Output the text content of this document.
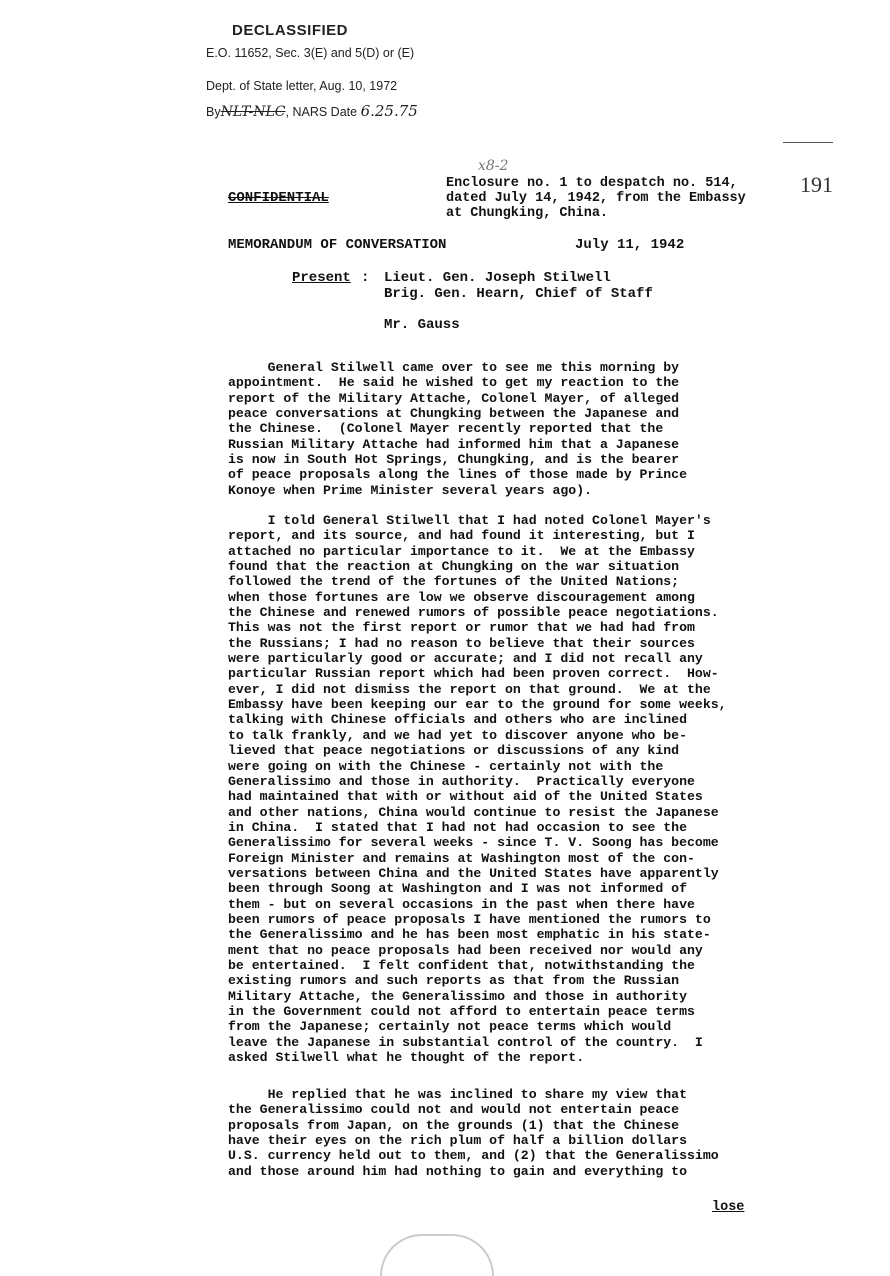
DECLASSIFIED
E.O. 11652, Sec. 3(E) and 5(D) or (E)
Dept. of State letter, Aug. 10, 1972
ByNLT-NLC, NARS Date 6.25.75
191
x8-2
CONFIDENTIAL
Enclosure no. 1 to despatch no. 514,
dated July 14, 1942, from the Embassy
at Chungking, China.
MEMORANDUM OF CONVERSATION	July 11, 1942
Present : Lieut. Gen. Joseph Stilwell
Brig. Gen. Hearn, Chief of Staff
Mr. Gauss
General Stilwell came over to see me this morning by
appointment.  He said he wished to get my reaction to the
report of the Military Attache, Colonel Mayer, of alleged
peace conversations at Chungking between the Japanese and
the Chinese.  (Colonel Mayer recently reported that the
Russian Military Attache had informed him that a Japanese
is now in South Hot Springs, Chungking, and is the bearer
of peace proposals along the lines of those made by Prince
Konoye when Prime Minister several years ago).
I told General Stilwell that I had noted Colonel Mayer's
report, and its source, and had found it interesting, but I
attached no particular importance to it.  We at the Embassy
found that the reaction at Chungking on the war situation
followed the trend of the fortunes of the United Nations;
when those fortunes are low we observe discouragement among
the Chinese and renewed rumors of possible peace negotiations.
This was not the first report or rumor that we had had from
the Russians; I had no reason to believe that their sources
were particularly good or accurate; and I did not recall any
particular Russian report which had been proven correct.  How-
ever, I did not dismiss the report on that ground.  We at the
Embassy have been keeping our ear to the ground for some weeks,
talking with Chinese officials and others who are inclined
to talk frankly, and we had yet to discover anyone who be-
lieved that peace negotiations or discussions of any kind
were going on with the Chinese - certainly not with the
Generalissimo and those in authority.  Practically everyone
had maintained that with or without aid of the United States
and other nations, China would continue to resist the Japanese
in China.  I stated that I had not had occasion to see the
Generalissimo for several weeks - since T. V. Soong has become
Foreign Minister and remains at Washington most of the con-
versations between China and the United States have apparently
been through Soong at Washington and I was not informed of
them - but on several occasions in the past when there have
been rumors of peace proposals I have mentioned the rumors to
the Generalissimo and he has been most emphatic in his state-
ment that no peace proposals had been received nor would any
be entertained.  I felt confident that, notwithstanding the
existing rumors and such reports as that from the Russian
Military Attache, the Generalissimo and those in authority
in the Government could not afford to entertain peace terms
from the Japanese; certainly not peace terms which would
leave the Japanese in substantial control of the country.  I
asked Stilwell what he thought of the report.
He replied that he was inclined to share my view that
the Generalissimo could not and would not entertain peace
proposals from Japan, on the grounds (1) that the Chinese
have their eyes on the rich plum of half a billion dollars
U.S. currency held out to them, and (2) that the Generalissimo
and those around him had nothing to gain and everything to
lose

* _AIM_:
Copy out each line that contains the word "have".

* _THE RESPONSE_:
Embassy have been keeping our ear to the ground for some weeks,
versations between China and the United States have apparently
them - but on several occasions in the past when there have
been rumors of peace proposals I have mentioned the rumors to
have their eyes on the rich plum of half a billion dollars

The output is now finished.